Task directions: Copy each line below that contains "Member".
[Start Data to use]
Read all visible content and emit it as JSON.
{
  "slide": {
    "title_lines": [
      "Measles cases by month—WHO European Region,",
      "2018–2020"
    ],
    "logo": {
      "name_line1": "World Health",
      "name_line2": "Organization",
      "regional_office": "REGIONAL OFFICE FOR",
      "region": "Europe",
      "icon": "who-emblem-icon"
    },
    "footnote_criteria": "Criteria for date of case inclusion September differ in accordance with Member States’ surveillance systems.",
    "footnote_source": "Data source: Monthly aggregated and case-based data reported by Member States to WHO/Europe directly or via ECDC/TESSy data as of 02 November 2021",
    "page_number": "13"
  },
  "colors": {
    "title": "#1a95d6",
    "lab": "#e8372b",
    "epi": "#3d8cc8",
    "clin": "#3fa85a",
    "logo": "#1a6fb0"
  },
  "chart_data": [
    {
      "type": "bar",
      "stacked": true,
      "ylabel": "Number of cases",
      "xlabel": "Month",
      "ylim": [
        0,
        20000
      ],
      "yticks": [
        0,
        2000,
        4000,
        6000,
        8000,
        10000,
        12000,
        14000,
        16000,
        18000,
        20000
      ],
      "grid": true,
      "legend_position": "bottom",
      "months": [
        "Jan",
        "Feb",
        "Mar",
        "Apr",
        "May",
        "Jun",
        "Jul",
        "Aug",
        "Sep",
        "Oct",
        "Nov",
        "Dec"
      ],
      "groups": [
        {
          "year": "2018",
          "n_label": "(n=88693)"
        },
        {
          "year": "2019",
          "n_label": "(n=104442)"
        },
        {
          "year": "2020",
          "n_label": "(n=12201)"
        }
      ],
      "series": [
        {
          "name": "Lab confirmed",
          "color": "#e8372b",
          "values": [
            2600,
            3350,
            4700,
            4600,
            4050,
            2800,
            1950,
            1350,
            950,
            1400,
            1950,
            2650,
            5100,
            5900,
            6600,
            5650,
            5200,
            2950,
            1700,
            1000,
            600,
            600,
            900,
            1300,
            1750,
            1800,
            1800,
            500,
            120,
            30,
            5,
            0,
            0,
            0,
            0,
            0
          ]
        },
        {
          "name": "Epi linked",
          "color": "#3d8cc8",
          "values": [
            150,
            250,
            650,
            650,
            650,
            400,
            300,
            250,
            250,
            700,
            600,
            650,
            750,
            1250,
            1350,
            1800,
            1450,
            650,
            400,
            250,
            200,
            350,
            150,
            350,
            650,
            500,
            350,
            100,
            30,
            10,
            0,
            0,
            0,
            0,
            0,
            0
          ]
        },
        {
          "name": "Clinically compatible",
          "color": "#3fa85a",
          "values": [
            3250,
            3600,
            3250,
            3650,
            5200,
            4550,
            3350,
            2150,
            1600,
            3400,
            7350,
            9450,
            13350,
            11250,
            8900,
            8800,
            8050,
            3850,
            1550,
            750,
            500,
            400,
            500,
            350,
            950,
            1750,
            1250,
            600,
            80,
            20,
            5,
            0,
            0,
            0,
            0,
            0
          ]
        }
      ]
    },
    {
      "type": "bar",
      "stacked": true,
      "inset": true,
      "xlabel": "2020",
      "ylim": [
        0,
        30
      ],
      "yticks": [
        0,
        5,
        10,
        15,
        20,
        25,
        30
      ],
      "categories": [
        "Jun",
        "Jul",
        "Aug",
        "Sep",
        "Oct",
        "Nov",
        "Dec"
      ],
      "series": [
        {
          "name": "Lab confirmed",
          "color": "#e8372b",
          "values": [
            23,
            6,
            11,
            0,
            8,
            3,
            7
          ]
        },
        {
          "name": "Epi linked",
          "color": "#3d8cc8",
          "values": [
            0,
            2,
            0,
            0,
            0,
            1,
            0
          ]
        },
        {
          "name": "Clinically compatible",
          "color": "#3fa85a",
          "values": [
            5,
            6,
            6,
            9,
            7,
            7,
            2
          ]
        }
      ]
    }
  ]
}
[End Data to use]
Correct response:
    "footnote_criteria": "Criteria for date of case inclusion September differ in accordance with Member States’ surveillance systems.",
    "footnote_source": "Data source: Monthly aggregated and case-based data reported by Member States to WHO/Europe directly or via ECDC/TESSy data as of 02 November 2021",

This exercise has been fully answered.